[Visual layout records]

◆ ◆ ◆ ◆

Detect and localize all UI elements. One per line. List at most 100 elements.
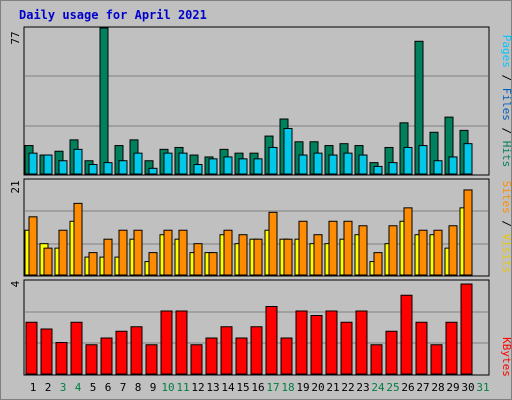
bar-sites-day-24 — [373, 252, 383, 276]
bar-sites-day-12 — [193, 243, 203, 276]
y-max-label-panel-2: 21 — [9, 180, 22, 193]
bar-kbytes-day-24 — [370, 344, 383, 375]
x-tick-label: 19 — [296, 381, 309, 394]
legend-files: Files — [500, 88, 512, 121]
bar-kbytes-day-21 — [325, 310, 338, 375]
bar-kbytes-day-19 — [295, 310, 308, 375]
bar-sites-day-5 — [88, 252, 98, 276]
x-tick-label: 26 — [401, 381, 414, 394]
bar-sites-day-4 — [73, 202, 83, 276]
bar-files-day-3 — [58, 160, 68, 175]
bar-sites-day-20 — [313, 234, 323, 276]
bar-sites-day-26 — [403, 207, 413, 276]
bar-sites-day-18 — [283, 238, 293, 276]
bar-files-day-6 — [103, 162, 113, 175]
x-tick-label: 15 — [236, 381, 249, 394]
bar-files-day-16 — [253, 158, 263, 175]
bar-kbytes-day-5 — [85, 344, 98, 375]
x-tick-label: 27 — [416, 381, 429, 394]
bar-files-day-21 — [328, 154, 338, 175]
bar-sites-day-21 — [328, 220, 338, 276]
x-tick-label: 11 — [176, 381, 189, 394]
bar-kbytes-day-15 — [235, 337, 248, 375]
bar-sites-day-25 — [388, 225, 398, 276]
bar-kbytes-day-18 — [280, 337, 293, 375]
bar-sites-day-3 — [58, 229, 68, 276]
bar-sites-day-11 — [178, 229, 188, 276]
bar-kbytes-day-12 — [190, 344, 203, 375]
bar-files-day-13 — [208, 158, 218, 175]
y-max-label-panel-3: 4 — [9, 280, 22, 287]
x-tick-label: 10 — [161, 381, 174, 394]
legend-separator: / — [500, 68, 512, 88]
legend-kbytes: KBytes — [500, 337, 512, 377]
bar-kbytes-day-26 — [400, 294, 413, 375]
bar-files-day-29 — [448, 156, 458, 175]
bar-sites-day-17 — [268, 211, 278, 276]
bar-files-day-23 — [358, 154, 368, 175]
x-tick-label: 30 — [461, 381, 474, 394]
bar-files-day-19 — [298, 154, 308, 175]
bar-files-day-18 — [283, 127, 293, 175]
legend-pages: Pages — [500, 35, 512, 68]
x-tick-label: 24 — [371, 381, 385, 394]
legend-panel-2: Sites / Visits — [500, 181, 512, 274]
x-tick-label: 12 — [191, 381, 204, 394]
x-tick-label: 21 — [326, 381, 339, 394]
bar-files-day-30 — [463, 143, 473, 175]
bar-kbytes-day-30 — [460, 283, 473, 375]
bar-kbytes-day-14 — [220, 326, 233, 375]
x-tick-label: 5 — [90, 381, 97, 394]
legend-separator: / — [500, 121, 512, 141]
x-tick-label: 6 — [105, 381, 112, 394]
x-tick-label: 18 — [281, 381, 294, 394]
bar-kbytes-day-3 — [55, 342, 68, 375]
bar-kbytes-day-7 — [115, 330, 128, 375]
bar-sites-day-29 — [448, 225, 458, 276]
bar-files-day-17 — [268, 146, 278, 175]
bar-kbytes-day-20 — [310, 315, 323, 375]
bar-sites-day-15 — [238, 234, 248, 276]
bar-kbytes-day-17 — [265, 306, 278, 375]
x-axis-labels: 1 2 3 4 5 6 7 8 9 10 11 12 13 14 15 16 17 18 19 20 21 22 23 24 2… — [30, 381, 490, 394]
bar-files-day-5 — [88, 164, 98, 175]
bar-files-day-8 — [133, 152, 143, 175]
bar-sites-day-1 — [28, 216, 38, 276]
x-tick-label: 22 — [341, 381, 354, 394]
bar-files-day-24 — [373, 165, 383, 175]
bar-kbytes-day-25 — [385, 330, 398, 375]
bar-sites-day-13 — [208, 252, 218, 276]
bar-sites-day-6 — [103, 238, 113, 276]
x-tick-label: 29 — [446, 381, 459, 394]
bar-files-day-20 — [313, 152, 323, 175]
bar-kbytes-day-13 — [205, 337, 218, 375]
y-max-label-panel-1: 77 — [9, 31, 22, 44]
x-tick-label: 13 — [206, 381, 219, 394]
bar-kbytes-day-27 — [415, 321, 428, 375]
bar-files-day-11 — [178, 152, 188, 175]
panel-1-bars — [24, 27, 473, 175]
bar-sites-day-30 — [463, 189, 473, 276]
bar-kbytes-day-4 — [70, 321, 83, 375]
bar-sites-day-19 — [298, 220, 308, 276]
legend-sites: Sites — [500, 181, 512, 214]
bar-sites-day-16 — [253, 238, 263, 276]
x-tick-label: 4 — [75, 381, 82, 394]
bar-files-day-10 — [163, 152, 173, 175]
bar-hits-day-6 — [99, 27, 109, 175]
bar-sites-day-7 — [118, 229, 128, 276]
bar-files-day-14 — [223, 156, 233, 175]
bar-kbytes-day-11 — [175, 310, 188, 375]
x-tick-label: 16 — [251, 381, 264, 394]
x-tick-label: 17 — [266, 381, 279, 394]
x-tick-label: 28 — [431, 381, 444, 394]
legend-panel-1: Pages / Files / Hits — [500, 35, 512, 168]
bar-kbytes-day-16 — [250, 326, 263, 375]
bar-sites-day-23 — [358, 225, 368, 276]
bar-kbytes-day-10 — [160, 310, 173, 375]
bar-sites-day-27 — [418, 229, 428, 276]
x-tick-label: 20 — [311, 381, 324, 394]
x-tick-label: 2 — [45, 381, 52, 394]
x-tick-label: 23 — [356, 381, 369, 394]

◆ ◆ ◆ ◆

*What you will do*. Rewrite all the rows above, switching each "x-tick-label" to "day-label" and keeping everything else the same. Leave the pictures out of your answer.

*Exercise output*.
Detect and localize all UI elements. One per line. List at most 100 elements.
bar-sites-day-24 — [373, 252, 383, 276]
bar-sites-day-12 — [193, 243, 203, 276]
y-max-label-panel-2: 21 — [9, 180, 22, 193]
bar-kbytes-day-24 — [370, 344, 383, 375]
day-label: 19 — [296, 381, 309, 394]
legend-files: Files — [500, 88, 512, 121]
bar-kbytes-day-21 — [325, 310, 338, 375]
bar-kbytes-day-19 — [295, 310, 308, 375]
bar-sites-day-5 — [88, 252, 98, 276]
day-label: 26 — [401, 381, 414, 394]
bar-sites-day-4 — [73, 202, 83, 276]
bar-files-day-3 — [58, 160, 68, 175]
bar-sites-day-20 — [313, 234, 323, 276]
bar-sites-day-26 — [403, 207, 413, 276]
bar-sites-day-18 — [283, 238, 293, 276]
bar-files-day-6 — [103, 162, 113, 175]
day-label: 15 — [236, 381, 249, 394]
bar-files-day-16 — [253, 158, 263, 175]
bar-kbytes-day-5 — [85, 344, 98, 375]
day-label: 27 — [416, 381, 429, 394]
bar-files-day-21 — [328, 154, 338, 175]
bar-sites-day-21 — [328, 220, 338, 276]
day-label: 11 — [176, 381, 189, 394]
bar-kbytes-day-15 — [235, 337, 248, 375]
bar-sites-day-25 — [388, 225, 398, 276]
bar-kbytes-day-18 — [280, 337, 293, 375]
bar-sites-day-3 — [58, 229, 68, 276]
bar-sites-day-11 — [178, 229, 188, 276]
bar-kbytes-day-12 — [190, 344, 203, 375]
bar-files-day-13 — [208, 158, 218, 175]
y-max-label-panel-3: 4 — [9, 280, 22, 287]
day-label: 10 — [161, 381, 174, 394]
legend-separator: / — [500, 68, 512, 88]
legend-kbytes: KBytes — [500, 337, 512, 377]
bar-kbytes-day-26 — [400, 294, 413, 375]
bar-files-day-29 — [448, 156, 458, 175]
bar-sites-day-17 — [268, 211, 278, 276]
bar-files-day-23 — [358, 154, 368, 175]
day-label: 30 — [461, 381, 474, 394]
bar-files-day-19 — [298, 154, 308, 175]
bar-files-day-18 — [283, 127, 293, 175]
legend-pages: Pages — [500, 35, 512, 68]
day-label: 24 — [371, 381, 385, 394]
legend-panel-2: Sites / Visits — [500, 181, 512, 274]
day-label: 12 — [191, 381, 204, 394]
day-label: 21 — [326, 381, 339, 394]
bar-files-day-30 — [463, 143, 473, 175]
bar-kbytes-day-30 — [460, 283, 473, 375]
bar-kbytes-day-14 — [220, 326, 233, 375]
day-label: 5 — [90, 381, 97, 394]
legend-separator: / — [500, 121, 512, 141]
day-label: 6 — [105, 381, 112, 394]
day-label: 18 — [281, 381, 294, 394]
bar-kbytes-day-3 — [55, 342, 68, 375]
bar-kbytes-day-7 — [115, 330, 128, 375]
bar-sites-day-29 — [448, 225, 458, 276]
bar-files-day-17 — [268, 146, 278, 175]
bar-kbytes-day-20 — [310, 315, 323, 375]
bar-sites-day-15 — [238, 234, 248, 276]
bar-kbytes-day-17 — [265, 306, 278, 375]
x-axis-labels: 1 2 3 4 5 6 7 8 9 10 11 12 13 14 15 16 17 18 19 20 21 22 23 24 2… — [30, 381, 490, 394]
bar-files-day-5 — [88, 164, 98, 175]
bar-files-day-8 — [133, 152, 143, 175]
bar-sites-day-1 — [28, 216, 38, 276]
day-label: 22 — [341, 381, 354, 394]
bar-files-day-24 — [373, 165, 383, 175]
bar-kbytes-day-25 — [385, 330, 398, 375]
bar-sites-day-13 — [208, 252, 218, 276]
bar-sites-day-6 — [103, 238, 113, 276]
day-label: 29 — [446, 381, 459, 394]
bar-files-day-20 — [313, 152, 323, 175]
bar-kbytes-day-13 — [205, 337, 218, 375]
y-max-label-panel-1: 77 — [9, 31, 22, 44]
day-label: 13 — [206, 381, 219, 394]
bar-kbytes-day-27 — [415, 321, 428, 375]
bar-files-day-11 — [178, 152, 188, 175]
panel-1-bars — [24, 27, 473, 175]
bar-sites-day-30 — [463, 189, 473, 276]
bar-kbytes-day-4 — [70, 321, 83, 375]
bar-sites-day-19 — [298, 220, 308, 276]
legend-sites: Sites — [500, 181, 512, 214]
bar-sites-day-16 — [253, 238, 263, 276]
day-label: 4 — [75, 381, 82, 394]
bar-files-day-10 — [163, 152, 173, 175]
bar-hits-day-6 — [99, 27, 109, 175]
bar-sites-day-7 — [118, 229, 128, 276]
bar-files-day-14 — [223, 156, 233, 175]
bar-kbytes-day-11 — [175, 310, 188, 375]
day-label: 16 — [251, 381, 264, 394]
day-label: 17 — [266, 381, 279, 394]
day-label: 28 — [431, 381, 444, 394]
legend-panel-1: Pages / Files / Hits — [500, 35, 512, 168]
bar-kbytes-day-16 — [250, 326, 263, 375]
bar-sites-day-23 — [358, 225, 368, 276]
bar-kbytes-day-10 — [160, 310, 173, 375]
bar-sites-day-27 — [418, 229, 428, 276]
day-label: 20 — [311, 381, 324, 394]
day-label: 2 — [45, 381, 52, 394]
day-label: 23 — [356, 381, 369, 394]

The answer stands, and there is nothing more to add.